» PROBLEM TO WORK ON
Repeat the material below exactly, with no pictures.

(Saved entries)
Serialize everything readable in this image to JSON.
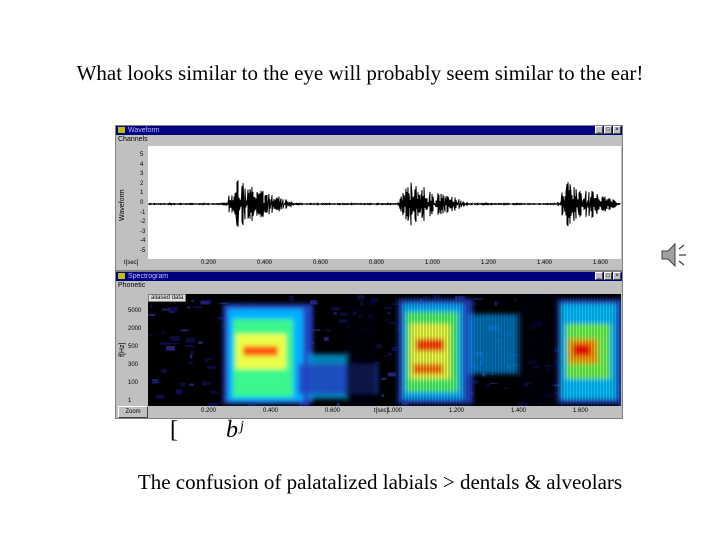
{
  "slide": {
    "title": "What looks similar to the eye will probably seem similar to the ear!",
    "caption": "The confusion of palatalized labials > dentals & alveolars",
    "ipa_left": "[",
    "ipa_right": "bʲ"
  },
  "waveform_window": {
    "title": "Waveform",
    "menu": "Channels",
    "axis_label": "Waveform",
    "y_ticks": [
      "5",
      "4",
      "3",
      "2",
      "1",
      "0",
      "-1",
      "-2",
      "-3",
      "-4",
      "-5"
    ],
    "x_unit": "t[sec]",
    "x_ticks": [
      "0.200",
      "0.400",
      "0.600",
      "0.800",
      "1.000",
      "1.200",
      "1.400",
      "1.600"
    ]
  },
  "spectrogram_window": {
    "title": "Spectrogram",
    "menu": "Phonetic",
    "tab_label": "aliased data",
    "axis_label": "f[Hz]",
    "y_ticks": [
      "5000",
      "2000",
      "500",
      "300",
      "100",
      "1"
    ],
    "x_unit": "t[sec]",
    "x_ticks": [
      "0.200",
      "0.400",
      "0.600",
      "1.000",
      "1.200",
      "1.400",
      "1.600"
    ],
    "status": "Zoom"
  },
  "colors": {
    "titlebar": "#000080",
    "window_face": "#c0c0c0",
    "spectro_bg": "#000000",
    "spectro_low": "#000080",
    "spectro_mid": "#00c0ff",
    "spectro_high": "#ff0000"
  },
  "icons": {
    "speaker": "speaker-icon"
  }
}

» TASK RESPONSE
Serialize everything readable in this image to JSON.
{
  "slide": {
    "title": "What looks similar to the eye will probably seem similar to the ear!",
    "caption": "The confusion of palatalized labials > dentals & alveolars",
    "ipa_left": "[",
    "ipa_right": "bʲ"
  },
  "waveform_window": {
    "title": "Waveform",
    "menu": "Channels",
    "axis_label": "Waveform",
    "y_ticks": [
      "5",
      "4",
      "3",
      "2",
      "1",
      "0",
      "-1",
      "-2",
      "-3",
      "-4",
      "-5"
    ],
    "x_unit": "t[sec]",
    "x_ticks": [
      "0.200",
      "0.400",
      "0.600",
      "0.800",
      "1.000",
      "1.200",
      "1.400",
      "1.600"
    ]
  },
  "spectrogram_window": {
    "title": "Spectrogram",
    "menu": "Phonetic",
    "tab_label": "aliased data",
    "axis_label": "f[Hz]",
    "y_ticks": [
      "5000",
      "2000",
      "500",
      "300",
      "100",
      "1"
    ],
    "x_unit": "t[sec]",
    "x_ticks": [
      "0.200",
      "0.400",
      "0.600",
      "1.000",
      "1.200",
      "1.400",
      "1.600"
    ],
    "status": "Zoom"
  },
  "colors": {
    "titlebar": "#000080",
    "window_face": "#c0c0c0",
    "spectro_bg": "#000000",
    "spectro_low": "#000080",
    "spectro_mid": "#00c0ff",
    "spectro_high": "#ff0000"
  },
  "icons": {
    "speaker": "speaker-icon"
  }
}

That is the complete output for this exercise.